» **데이터 목록**:

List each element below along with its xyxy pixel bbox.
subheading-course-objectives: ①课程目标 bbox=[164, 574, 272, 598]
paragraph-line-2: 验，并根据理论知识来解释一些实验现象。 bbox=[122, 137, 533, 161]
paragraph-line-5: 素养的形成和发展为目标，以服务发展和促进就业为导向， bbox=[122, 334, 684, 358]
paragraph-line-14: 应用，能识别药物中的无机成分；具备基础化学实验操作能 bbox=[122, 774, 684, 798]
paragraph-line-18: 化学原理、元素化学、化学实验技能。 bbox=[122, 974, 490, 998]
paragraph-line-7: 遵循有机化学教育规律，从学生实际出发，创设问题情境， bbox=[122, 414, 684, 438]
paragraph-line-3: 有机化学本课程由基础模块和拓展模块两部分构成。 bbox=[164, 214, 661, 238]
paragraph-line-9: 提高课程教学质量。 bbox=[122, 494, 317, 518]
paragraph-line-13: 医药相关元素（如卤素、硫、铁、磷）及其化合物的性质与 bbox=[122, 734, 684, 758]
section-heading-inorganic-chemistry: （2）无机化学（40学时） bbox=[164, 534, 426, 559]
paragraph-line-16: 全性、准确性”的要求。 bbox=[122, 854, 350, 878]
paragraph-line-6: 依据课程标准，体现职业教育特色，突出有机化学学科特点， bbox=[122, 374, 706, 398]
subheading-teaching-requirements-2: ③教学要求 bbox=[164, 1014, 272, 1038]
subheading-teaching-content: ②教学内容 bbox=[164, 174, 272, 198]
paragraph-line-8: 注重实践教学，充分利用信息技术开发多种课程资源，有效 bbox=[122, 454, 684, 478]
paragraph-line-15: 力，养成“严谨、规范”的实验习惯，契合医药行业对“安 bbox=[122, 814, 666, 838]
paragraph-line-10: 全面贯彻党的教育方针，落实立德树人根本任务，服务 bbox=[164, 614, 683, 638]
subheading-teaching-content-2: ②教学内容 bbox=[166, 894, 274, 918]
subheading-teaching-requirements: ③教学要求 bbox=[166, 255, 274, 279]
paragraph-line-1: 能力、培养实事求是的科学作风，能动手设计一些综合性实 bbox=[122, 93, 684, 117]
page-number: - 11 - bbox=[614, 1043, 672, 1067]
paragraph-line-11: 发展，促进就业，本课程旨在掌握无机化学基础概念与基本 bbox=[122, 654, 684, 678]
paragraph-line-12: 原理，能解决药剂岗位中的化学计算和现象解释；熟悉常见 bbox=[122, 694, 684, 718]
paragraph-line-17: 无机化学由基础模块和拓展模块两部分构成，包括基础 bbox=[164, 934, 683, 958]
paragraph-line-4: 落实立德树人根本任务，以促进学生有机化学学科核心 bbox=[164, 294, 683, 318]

---

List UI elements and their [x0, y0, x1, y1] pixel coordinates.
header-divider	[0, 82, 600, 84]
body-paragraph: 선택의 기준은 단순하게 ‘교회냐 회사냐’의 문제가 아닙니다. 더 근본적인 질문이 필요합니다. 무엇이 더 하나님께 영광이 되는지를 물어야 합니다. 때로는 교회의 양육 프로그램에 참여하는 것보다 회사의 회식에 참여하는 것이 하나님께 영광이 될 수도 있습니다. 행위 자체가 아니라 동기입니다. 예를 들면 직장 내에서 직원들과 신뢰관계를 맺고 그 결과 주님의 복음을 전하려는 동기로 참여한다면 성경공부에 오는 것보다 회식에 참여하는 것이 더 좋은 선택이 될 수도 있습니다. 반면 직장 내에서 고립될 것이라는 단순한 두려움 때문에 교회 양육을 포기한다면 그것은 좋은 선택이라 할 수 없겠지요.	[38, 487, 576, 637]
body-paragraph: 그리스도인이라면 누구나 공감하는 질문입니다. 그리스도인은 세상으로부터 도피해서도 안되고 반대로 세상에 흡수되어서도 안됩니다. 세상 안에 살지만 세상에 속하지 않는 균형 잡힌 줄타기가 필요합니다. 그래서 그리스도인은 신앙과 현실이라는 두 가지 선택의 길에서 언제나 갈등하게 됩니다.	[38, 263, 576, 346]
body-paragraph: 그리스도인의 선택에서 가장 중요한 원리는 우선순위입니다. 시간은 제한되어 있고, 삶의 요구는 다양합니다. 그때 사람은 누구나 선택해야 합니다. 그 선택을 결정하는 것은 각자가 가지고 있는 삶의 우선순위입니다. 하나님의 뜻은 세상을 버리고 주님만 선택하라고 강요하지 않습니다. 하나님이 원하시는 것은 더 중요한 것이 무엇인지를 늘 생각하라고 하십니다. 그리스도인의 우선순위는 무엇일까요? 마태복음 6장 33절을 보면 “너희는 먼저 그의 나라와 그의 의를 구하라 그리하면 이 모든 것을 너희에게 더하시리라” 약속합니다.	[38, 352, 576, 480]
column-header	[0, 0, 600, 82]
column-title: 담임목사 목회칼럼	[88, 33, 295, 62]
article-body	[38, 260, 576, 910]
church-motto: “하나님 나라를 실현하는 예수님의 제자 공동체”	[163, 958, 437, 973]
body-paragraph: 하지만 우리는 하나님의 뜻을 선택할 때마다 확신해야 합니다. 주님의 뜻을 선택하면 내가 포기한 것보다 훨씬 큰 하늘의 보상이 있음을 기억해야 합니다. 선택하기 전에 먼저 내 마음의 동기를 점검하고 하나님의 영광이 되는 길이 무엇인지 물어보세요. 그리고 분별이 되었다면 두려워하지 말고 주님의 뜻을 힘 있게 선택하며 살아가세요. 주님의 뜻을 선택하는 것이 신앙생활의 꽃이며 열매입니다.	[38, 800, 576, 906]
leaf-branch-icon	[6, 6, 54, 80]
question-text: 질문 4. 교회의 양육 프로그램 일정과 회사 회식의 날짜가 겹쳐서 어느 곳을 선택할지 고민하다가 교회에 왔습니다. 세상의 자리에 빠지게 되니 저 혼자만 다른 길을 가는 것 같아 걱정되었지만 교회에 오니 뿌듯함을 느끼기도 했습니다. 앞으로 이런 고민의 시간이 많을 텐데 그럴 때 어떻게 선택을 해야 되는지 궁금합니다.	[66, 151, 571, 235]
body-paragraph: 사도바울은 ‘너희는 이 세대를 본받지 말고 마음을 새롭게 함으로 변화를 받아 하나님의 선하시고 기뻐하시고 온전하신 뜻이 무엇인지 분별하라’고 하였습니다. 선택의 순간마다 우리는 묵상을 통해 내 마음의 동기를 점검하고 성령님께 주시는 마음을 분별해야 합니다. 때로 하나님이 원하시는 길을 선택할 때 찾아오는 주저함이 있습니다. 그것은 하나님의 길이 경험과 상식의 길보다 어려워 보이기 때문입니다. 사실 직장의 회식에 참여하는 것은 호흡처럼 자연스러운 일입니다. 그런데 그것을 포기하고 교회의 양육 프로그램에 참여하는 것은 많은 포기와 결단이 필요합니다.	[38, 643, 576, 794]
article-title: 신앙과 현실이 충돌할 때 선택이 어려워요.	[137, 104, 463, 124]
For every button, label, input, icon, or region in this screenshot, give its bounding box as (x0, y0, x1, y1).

* * *

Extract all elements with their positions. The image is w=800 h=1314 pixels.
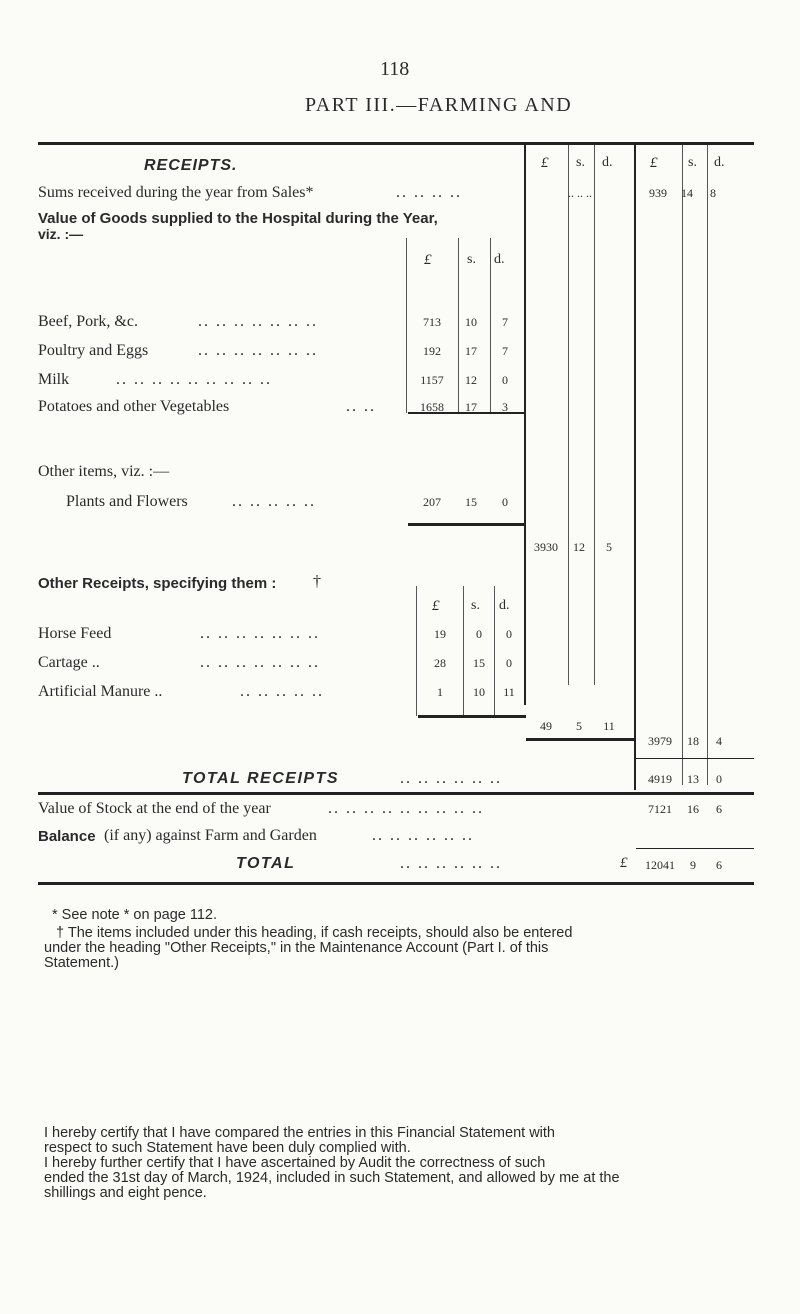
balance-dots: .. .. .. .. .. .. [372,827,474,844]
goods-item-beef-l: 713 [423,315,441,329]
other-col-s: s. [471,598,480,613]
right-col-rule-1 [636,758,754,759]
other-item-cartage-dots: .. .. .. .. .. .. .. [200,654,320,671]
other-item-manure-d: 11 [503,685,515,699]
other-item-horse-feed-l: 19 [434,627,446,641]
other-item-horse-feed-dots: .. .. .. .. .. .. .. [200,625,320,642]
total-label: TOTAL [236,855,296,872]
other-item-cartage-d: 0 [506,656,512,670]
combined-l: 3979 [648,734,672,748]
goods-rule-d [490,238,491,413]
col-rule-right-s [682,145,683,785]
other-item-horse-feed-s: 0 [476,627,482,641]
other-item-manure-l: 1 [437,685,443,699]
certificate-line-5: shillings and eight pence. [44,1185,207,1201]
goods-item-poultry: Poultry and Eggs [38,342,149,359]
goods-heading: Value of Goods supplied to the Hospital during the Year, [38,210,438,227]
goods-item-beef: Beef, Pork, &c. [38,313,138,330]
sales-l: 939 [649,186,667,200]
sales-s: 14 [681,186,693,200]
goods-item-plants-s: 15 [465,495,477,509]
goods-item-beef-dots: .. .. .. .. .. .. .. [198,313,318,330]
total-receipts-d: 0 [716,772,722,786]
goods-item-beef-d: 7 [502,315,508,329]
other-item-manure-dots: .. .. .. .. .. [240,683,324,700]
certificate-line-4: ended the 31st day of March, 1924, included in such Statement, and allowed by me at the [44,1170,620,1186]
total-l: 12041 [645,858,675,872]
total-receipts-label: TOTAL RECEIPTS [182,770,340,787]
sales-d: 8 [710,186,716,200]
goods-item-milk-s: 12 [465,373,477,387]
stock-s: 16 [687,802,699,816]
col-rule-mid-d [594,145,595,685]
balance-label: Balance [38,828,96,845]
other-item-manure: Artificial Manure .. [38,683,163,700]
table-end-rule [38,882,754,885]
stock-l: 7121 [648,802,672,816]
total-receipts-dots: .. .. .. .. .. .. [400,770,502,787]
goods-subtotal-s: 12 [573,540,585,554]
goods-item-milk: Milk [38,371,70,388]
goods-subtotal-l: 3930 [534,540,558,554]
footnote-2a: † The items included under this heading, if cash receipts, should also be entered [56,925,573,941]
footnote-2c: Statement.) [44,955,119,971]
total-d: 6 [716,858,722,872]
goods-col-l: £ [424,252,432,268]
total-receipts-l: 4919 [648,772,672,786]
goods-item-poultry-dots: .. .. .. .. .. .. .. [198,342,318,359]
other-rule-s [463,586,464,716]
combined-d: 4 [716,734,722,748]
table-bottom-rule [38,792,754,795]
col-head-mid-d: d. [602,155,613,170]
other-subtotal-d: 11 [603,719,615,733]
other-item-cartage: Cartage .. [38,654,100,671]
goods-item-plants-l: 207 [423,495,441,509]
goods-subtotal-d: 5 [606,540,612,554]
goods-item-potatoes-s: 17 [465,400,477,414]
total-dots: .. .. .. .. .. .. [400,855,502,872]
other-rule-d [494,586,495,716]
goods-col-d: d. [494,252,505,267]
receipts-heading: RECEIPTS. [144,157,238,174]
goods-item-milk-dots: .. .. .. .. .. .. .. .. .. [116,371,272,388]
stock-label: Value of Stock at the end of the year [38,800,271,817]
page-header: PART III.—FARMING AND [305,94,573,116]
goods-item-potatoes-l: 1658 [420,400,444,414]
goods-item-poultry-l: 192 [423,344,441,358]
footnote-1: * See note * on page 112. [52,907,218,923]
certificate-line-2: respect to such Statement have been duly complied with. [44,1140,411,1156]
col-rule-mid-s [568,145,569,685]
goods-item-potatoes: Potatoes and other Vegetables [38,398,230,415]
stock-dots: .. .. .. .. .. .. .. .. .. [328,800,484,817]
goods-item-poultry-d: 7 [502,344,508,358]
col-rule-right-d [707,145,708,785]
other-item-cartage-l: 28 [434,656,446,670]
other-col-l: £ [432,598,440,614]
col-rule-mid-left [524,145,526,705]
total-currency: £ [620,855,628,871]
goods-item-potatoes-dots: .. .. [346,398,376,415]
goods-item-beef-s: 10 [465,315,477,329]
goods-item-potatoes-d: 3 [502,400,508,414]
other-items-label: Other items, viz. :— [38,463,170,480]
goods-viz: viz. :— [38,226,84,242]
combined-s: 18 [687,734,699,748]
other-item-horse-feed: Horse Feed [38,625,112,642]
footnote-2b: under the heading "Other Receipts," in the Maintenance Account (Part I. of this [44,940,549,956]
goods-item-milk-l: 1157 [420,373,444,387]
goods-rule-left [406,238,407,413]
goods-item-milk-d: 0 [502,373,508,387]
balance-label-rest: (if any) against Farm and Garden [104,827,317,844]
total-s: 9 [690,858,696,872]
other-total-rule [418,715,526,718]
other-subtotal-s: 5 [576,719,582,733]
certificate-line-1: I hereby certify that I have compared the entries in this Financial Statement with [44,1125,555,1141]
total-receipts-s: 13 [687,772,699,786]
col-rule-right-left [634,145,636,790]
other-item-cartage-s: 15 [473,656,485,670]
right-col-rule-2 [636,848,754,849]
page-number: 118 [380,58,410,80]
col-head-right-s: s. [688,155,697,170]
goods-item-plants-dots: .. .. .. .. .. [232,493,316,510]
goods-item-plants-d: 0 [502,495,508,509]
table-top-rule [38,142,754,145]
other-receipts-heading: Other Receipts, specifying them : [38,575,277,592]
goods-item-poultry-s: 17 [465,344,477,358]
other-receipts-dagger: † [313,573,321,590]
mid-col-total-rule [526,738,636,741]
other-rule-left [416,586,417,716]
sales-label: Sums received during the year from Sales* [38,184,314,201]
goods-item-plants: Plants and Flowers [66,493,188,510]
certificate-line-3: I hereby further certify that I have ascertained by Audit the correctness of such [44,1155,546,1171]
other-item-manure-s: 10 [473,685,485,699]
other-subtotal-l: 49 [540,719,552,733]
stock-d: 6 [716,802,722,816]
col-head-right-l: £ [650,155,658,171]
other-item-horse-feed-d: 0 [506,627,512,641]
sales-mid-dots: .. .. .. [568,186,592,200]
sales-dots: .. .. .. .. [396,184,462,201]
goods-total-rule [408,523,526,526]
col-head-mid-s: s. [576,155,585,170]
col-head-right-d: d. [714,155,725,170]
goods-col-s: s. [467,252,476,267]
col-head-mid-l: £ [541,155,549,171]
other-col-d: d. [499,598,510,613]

» **할 일**: “List each element” 부분이 들어 있는 줄부터 “paragraph-line-9: 提高课程教学质量。 bbox=[122, 494, 317, 518]” 부분이 들어 있는 줄까지만 다시 써 주시겠어요? “有机化学” 표현이 나오는 자리에는 “分析化学” 표현을 넣고 나머지는 그대로 두면 됩니다.

» **연습 답안**:
List each element below along with its xyxy pixel bbox.
subheading-course-objectives: ①课程目标 bbox=[164, 574, 272, 598]
paragraph-line-2: 验，并根据理论知识来解释一些实验现象。 bbox=[122, 137, 533, 161]
paragraph-line-5: 素养的形成和发展为目标，以服务发展和促进就业为导向， bbox=[122, 334, 684, 358]
paragraph-line-14: 应用，能识别药物中的无机成分；具备基础化学实验操作能 bbox=[122, 774, 684, 798]
paragraph-line-18: 化学原理、元素化学、化学实验技能。 bbox=[122, 974, 490, 998]
paragraph-line-7: 遵循分析化学教育规律，从学生实际出发，创设问题情境， bbox=[122, 414, 684, 438]
paragraph-line-3: 分析化学本课程由基础模块和拓展模块两部分构成。 bbox=[164, 214, 661, 238]
paragraph-line-9: 提高课程教学质量。 bbox=[122, 494, 317, 518]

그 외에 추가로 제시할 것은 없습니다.